* STATED GOAL
Every record must appear in your copy exactly as written, with no pictures.

(Items from a figure collection)
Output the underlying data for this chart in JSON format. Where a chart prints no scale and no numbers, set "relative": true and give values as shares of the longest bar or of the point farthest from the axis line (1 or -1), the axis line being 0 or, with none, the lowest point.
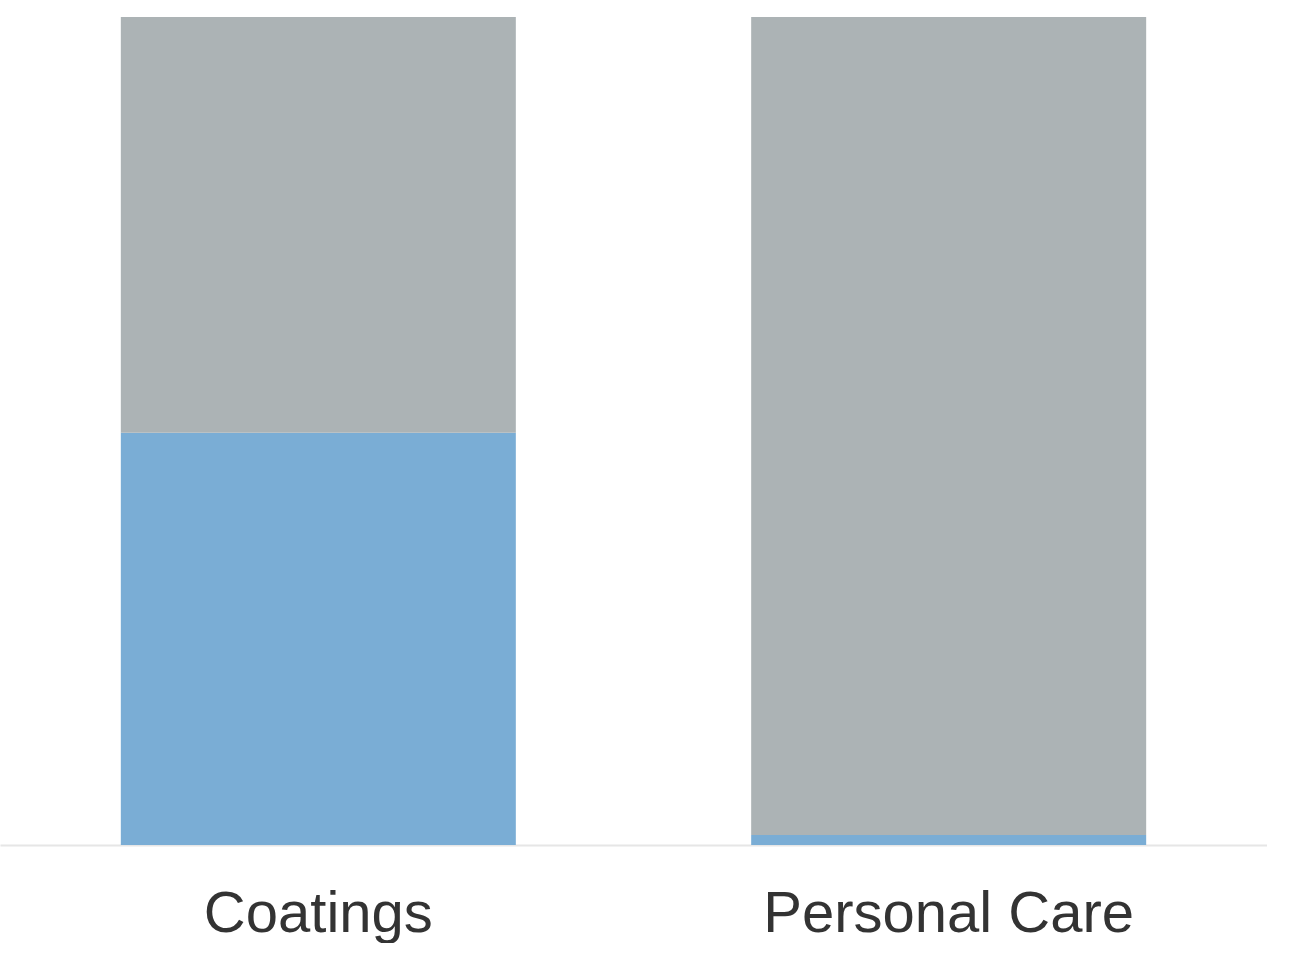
{
  "chart_data": {
    "type": "bar",
    "stacked": true,
    "relative": true,
    "categories": [
      "Coatings",
      "Personal Care"
    ],
    "series": [
      {
        "color": "#7aadd5",
        "values": [
          0.498,
          0.012
        ]
      },
      {
        "color": "#acb3b5",
        "values": [
          0.502,
          0.988
        ]
      }
    ],
    "grid": false
  }
}
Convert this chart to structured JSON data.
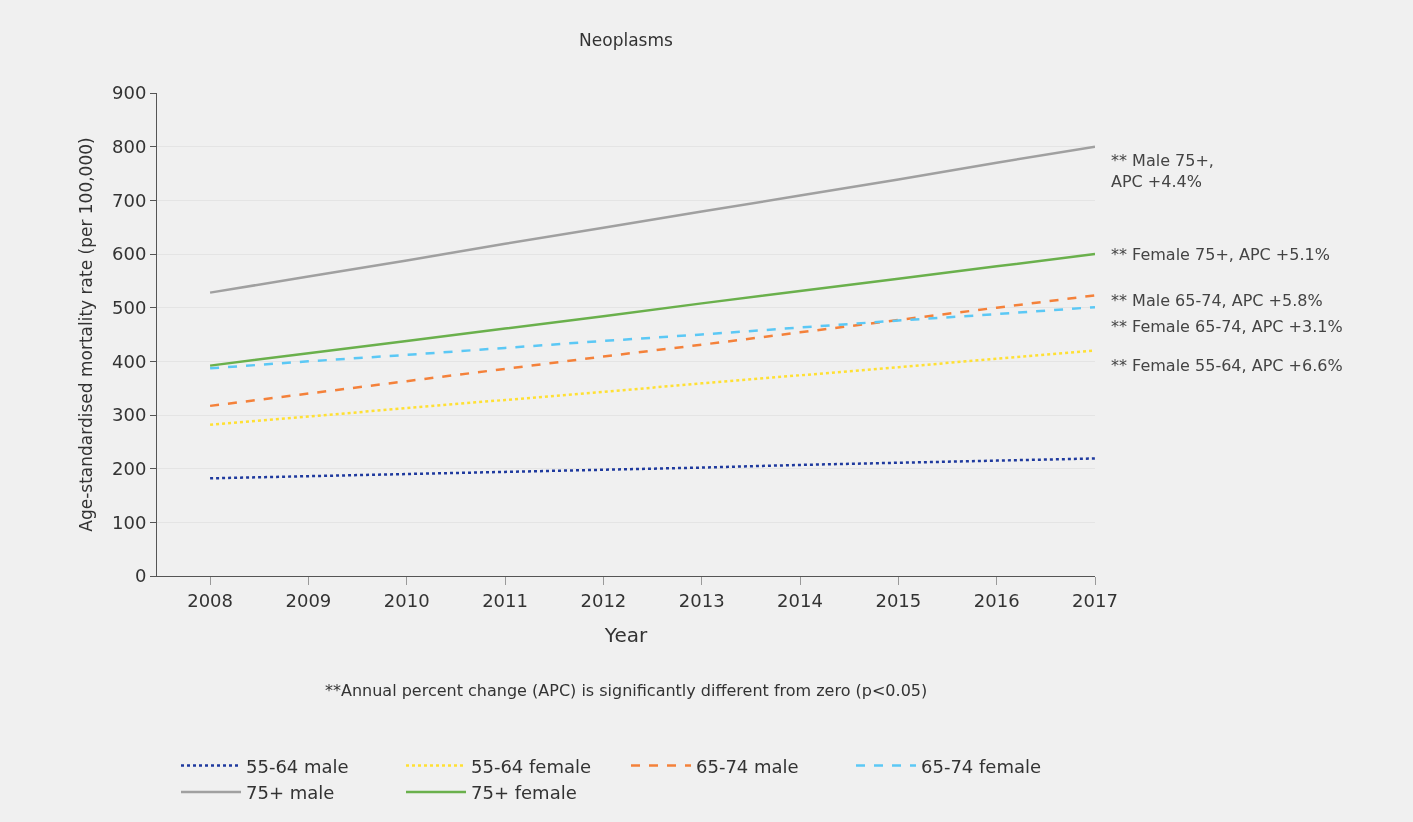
{
  "chart_data": {
    "type": "line",
    "title": "Neoplasms",
    "xlabel": "Year",
    "ylabel": "Age-standardised mortality rate (per 100,000)",
    "xlim": [
      2007.46,
      2017
    ],
    "xticks": [
      2008,
      2009,
      2010,
      2011,
      2012,
      2013,
      2014,
      2015,
      2016,
      2017
    ],
    "ylim": [
      0,
      900
    ],
    "yticks": [
      0,
      100,
      200,
      300,
      400,
      500,
      600,
      700,
      800,
      900
    ],
    "grid": "y",
    "legend": "bottom",
    "marker": "none",
    "x": [
      2008,
      2009,
      2010,
      2011,
      2012,
      2013,
      2014,
      2015,
      2016,
      2017
    ],
    "series": [
      {
        "name": "55-64 male",
        "color": "#1f3a9e",
        "line_style": "dotted",
        "values": [
          182,
          186,
          190,
          194,
          198,
          202,
          207,
          211,
          215,
          219
        ]
      },
      {
        "name": "55-64 female",
        "color": "#ffe033",
        "line_style": "dotted",
        "values": [
          282,
          297,
          313,
          328,
          343,
          359,
          374,
          389,
          405,
          420
        ]
      },
      {
        "name": "65-74 male",
        "color": "#f4813a",
        "line_style": "dashed",
        "values": [
          317,
          340,
          363,
          386,
          409,
          431,
          454,
          477,
          500,
          523
        ]
      },
      {
        "name": "65-74 female",
        "color": "#5bc8f5",
        "line_style": "dashed",
        "values": [
          387,
          400,
          412,
          425,
          438,
          450,
          463,
          476,
          488,
          501
        ]
      },
      {
        "name": "75+ male",
        "color": "#a0a0a0",
        "line_style": "solid",
        "values": [
          528,
          558,
          588,
          619,
          649,
          679,
          709,
          739,
          770,
          800
        ]
      },
      {
        "name": "75+ female",
        "color": "#6ab04c",
        "line_style": "solid",
        "values": [
          392,
          415,
          438,
          461,
          484,
          508,
          531,
          554,
          577,
          600
        ]
      }
    ],
    "annotations": [
      "** Male 75+,\nAPC +4.4%",
      "** Female 75+, APC +5.1%",
      "** Male 65-74, APC +5.8%",
      "** Female 65-74, APC +3.1%",
      "** Female 55-64, APC +6.6%",
      "**Annual percent change (APC) is significantly different from zero (p<0.05)"
    ]
  }
}
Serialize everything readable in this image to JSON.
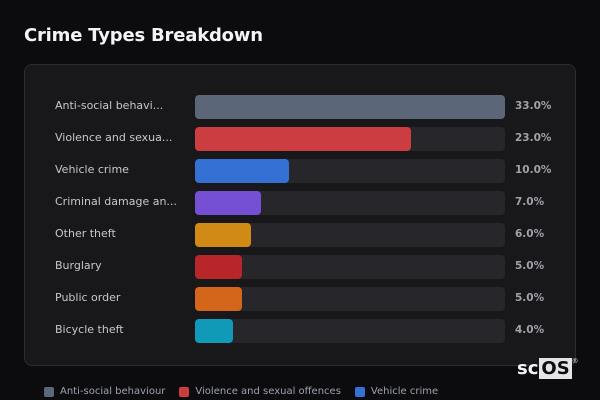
{
  "header": {
    "title": "Crime Types Breakdown"
  },
  "chart_data": {
    "type": "bar",
    "orientation": "horizontal",
    "title": "Crime Types Breakdown",
    "xlabel": "",
    "ylabel": "",
    "categories": [
      "Anti-social behavi...",
      "Violence and sexua...",
      "Vehicle crime",
      "Criminal damage an...",
      "Other theft",
      "Burglary",
      "Public order",
      "Bicycle theft"
    ],
    "values": [
      33.0,
      23.0,
      10.0,
      7.0,
      6.0,
      5.0,
      5.0,
      4.0
    ],
    "value_labels": [
      "33.0%",
      "23.0%",
      "10.0%",
      "7.0%",
      "6.0%",
      "5.0%",
      "5.0%",
      "4.0%"
    ],
    "colors": [
      "#5b6678",
      "#cc3d40",
      "#3571d4",
      "#7650d4",
      "#d18a16",
      "#b8262a",
      "#d4661c",
      "#1199b8"
    ],
    "scale_max": 33.0,
    "grid": false,
    "legend_position": "bottom",
    "legend": [
      {
        "label": "Anti-social behaviour",
        "color": "#5b6678"
      },
      {
        "label": "Violence and sexual offences",
        "color": "#cc3d40"
      },
      {
        "label": "Vehicle crime",
        "color": "#3571d4"
      }
    ]
  },
  "rows": [
    {
      "label": "Anti-social behavi...",
      "value": 33.0,
      "pct": "33.0%",
      "color": "#5b6678"
    },
    {
      "label": "Violence and sexua...",
      "value": 23.0,
      "pct": "23.0%",
      "color": "#cc3d40"
    },
    {
      "label": "Vehicle crime",
      "value": 10.0,
      "pct": "10.0%",
      "color": "#3571d4"
    },
    {
      "label": "Criminal damage an...",
      "value": 7.0,
      "pct": "7.0%",
      "color": "#7650d4"
    },
    {
      "label": "Other theft",
      "value": 6.0,
      "pct": "6.0%",
      "color": "#d18a16"
    },
    {
      "label": "Burglary",
      "value": 5.0,
      "pct": "5.0%",
      "color": "#b8262a"
    },
    {
      "label": "Public order",
      "value": 5.0,
      "pct": "5.0%",
      "color": "#d4661c"
    },
    {
      "label": "Bicycle theft",
      "value": 4.0,
      "pct": "4.0%",
      "color": "#1199b8"
    }
  ],
  "legend": [
    {
      "label": "Anti-social behaviour",
      "color": "#5b6678"
    },
    {
      "label": "Violence and sexual offences",
      "color": "#cc3d40"
    },
    {
      "label": "Vehicle crime",
      "color": "#3571d4"
    }
  ],
  "watermark": {
    "prefix": "sc",
    "boxed": "OS",
    "mark": "®"
  }
}
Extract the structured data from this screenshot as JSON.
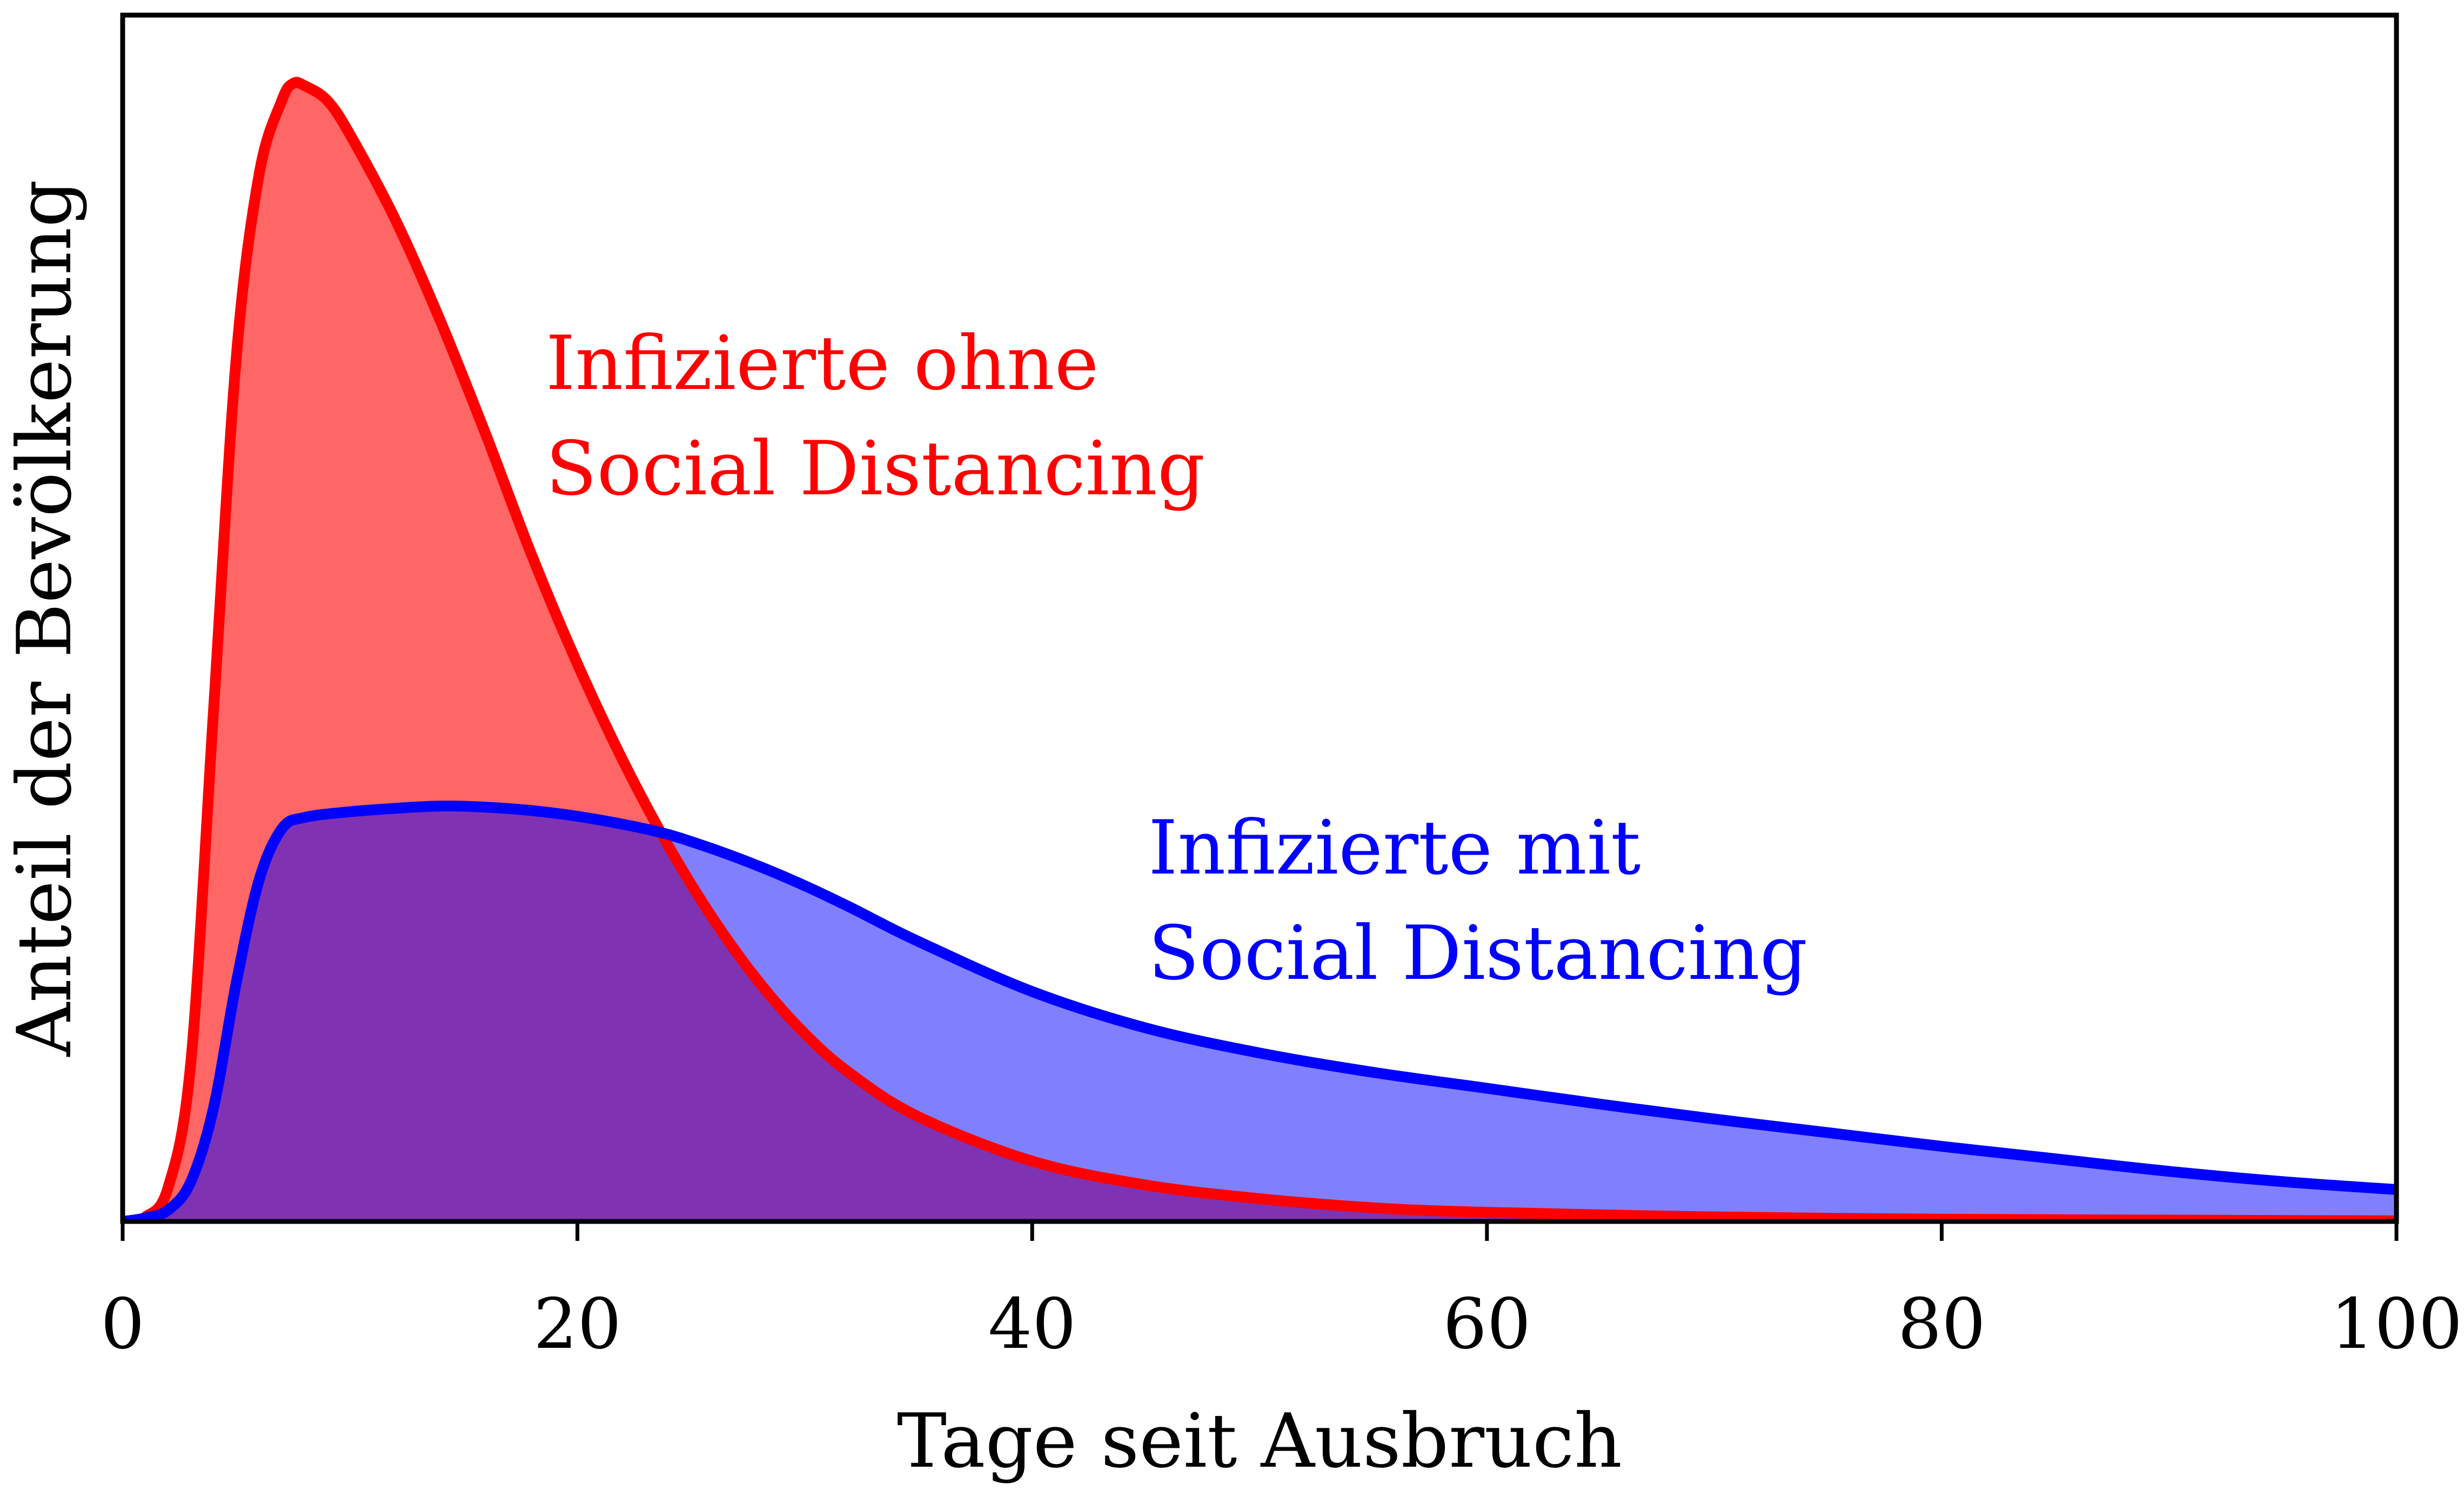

* RESPONSE
Output the underlying data for this chart in JSON format. Where a chart prints no scale and no numbers, set "relative": true and give values as shares of the longest bar or of the point farthest from the axis line (1 or -1), the axis line being 0 or, with none, the lowest point.
{
  "chart_data": {
    "type": "bar",
    "stacked": true,
    "relative": true,
    "categories": [
      "Coatings",
      "Personal Care"
    ],
    "series": [
      {
        "color": "#7aadd5",
        "values": [
          0.498,
          0.012
        ]
      },
      {
        "color": "#acb3b5",
        "values": [
          0.502,
          0.988
        ]
      }
    ],
    "grid": false
  }
}
Convert this chart to structured JSON data.
{
  "chart_data": {
    "type": "line",
    "title": "Neoplasms",
    "xlabel": "Year",
    "ylabel": "Age-standardised mortality rate (per 100,000)",
    "xlim": [
      2007.46,
      2017
    ],
    "xticks": [
      2008,
      2009,
      2010,
      2011,
      2012,
      2013,
      2014,
      2015,
      2016,
      2017
    ],
    "ylim": [
      0,
      900
    ],
    "yticks": [
      0,
      100,
      200,
      300,
      400,
      500,
      600,
      700,
      800,
      900
    ],
    "grid": "y",
    "legend": "bottom",
    "marker": "none",
    "x": [
      2008,
      2009,
      2010,
      2011,
      2012,
      2013,
      2014,
      2015,
      2016,
      2017
    ],
    "series": [
      {
        "name": "55-64 male",
        "color": "#1f3a9e",
        "line_style": "dotted",
        "values": [
          182,
          186,
          190,
          194,
          198,
          202,
          207,
          211,
          215,
          219
        ]
      },
      {
        "name": "55-64 female",
        "color": "#ffe033",
        "line_style": "dotted",
        "values": [
          282,
          297,
          313,
          328,
          343,
          359,
          374,
          389,
          405,
          420
        ]
      },
      {
        "name": "65-74 male",
        "color": "#f4813a",
        "line_style": "dashed",
        "values": [
          317,
          340,
          363,
          386,
          409,
          431,
          454,
          477,
          500,
          523
        ]
      },
      {
        "name": "65-74 female",
        "color": "#5bc8f5",
        "line_style": "dashed",
        "values": [
          387,
          400,
          412,
          425,
          438,
          450,
          463,
          476,
          488,
          501
        ]
      },
      {
        "name": "75+ male",
        "color": "#a0a0a0",
        "line_style": "solid",
        "values": [
          528,
          558,
          588,
          619,
          649,
          679,
          709,
          739,
          770,
          800
        ]
      },
      {
        "name": "75+ female",
        "color": "#6ab04c",
        "line_style": "solid",
        "values": [
          392,
          415,
          438,
          461,
          484,
          508,
          531,
          554,
          577,
          600
        ]
      }
    ],
    "annotations": [
      "** Male 75+,\nAPC +4.4%",
      "** Female 75+, APC +5.1%",
      "** Male 65-74, APC +5.8%",
      "** Female 65-74, APC +3.1%",
      "** Female 55-64, APC +6.6%",
      "**Annual percent change (APC) is significantly different from zero (p<0.05)"
    ]
  }
}
Serialize everything readable in this image to JSON.
{
  "header": {
    "title": "Crime Types Breakdown"
  },
  "chart_data": {
    "type": "bar",
    "orientation": "horizontal",
    "title": "Crime Types Breakdown",
    "xlabel": "",
    "ylabel": "",
    "categories": [
      "Anti-social behavi...",
      "Violence and sexua...",
      "Vehicle crime",
      "Criminal damage an...",
      "Other theft",
      "Burglary",
      "Public order",
      "Bicycle theft"
    ],
    "values": [
      33.0,
      23.0,
      10.0,
      7.0,
      6.0,
      5.0,
      5.0,
      4.0
    ],
    "value_labels": [
      "33.0%",
      "23.0%",
      "10.0%",
      "7.0%",
      "6.0%",
      "5.0%",
      "5.0%",
      "4.0%"
    ],
    "colors": [
      "#5b6678",
      "#cc3d40",
      "#3571d4",
      "#7650d4",
      "#d18a16",
      "#b8262a",
      "#d4661c",
      "#1199b8"
    ],
    "scale_max": 33.0,
    "grid": false,
    "legend_position": "bottom",
    "legend": [
      {
        "label": "Anti-social behaviour",
        "color": "#5b6678"
      },
      {
        "label": "Violence and sexual offences",
        "color": "#cc3d40"
      },
      {
        "label": "Vehicle crime",
        "color": "#3571d4"
      }
    ]
  },
  "rows": [
    {
      "label": "Anti-social behavi...",
      "value": 33.0,
      "pct": "33.0%",
      "color": "#5b6678"
    },
    {
      "label": "Violence and sexua...",
      "value": 23.0,
      "pct": "23.0%",
      "color": "#cc3d40"
    },
    {
      "label": "Vehicle crime",
      "value": 10.0,
      "pct": "10.0%",
      "color": "#3571d4"
    },
    {
      "label": "Criminal damage an...",
      "value": 7.0,
      "pct": "7.0%",
      "color": "#7650d4"
    },
    {
      "label": "Other theft",
      "value": 6.0,
      "pct": "6.0%",
      "color": "#d18a16"
    },
    {
      "label": "Burglary",
      "value": 5.0,
      "pct": "5.0%",
      "color": "#b8262a"
    },
    {
      "label": "Public order",
      "value": 5.0,
      "pct": "5.0%",
      "color": "#d4661c"
    },
    {
      "label": "Bicycle theft",
      "value": 4.0,
      "pct": "4.0%",
      "color": "#1199b8"
    }
  ],
  "legend": [
    {
      "label": "Anti-social behaviour",
      "color": "#5b6678"
    },
    {
      "label": "Violence and sexual offences",
      "color": "#cc3d40"
    },
    {
      "label": "Vehicle crime",
      "color": "#3571d4"
    }
  ],
  "watermark": {
    "prefix": "sc",
    "boxed": "OS",
    "mark": "®"
  }
}
Extract the structured data from this screenshot as JSON.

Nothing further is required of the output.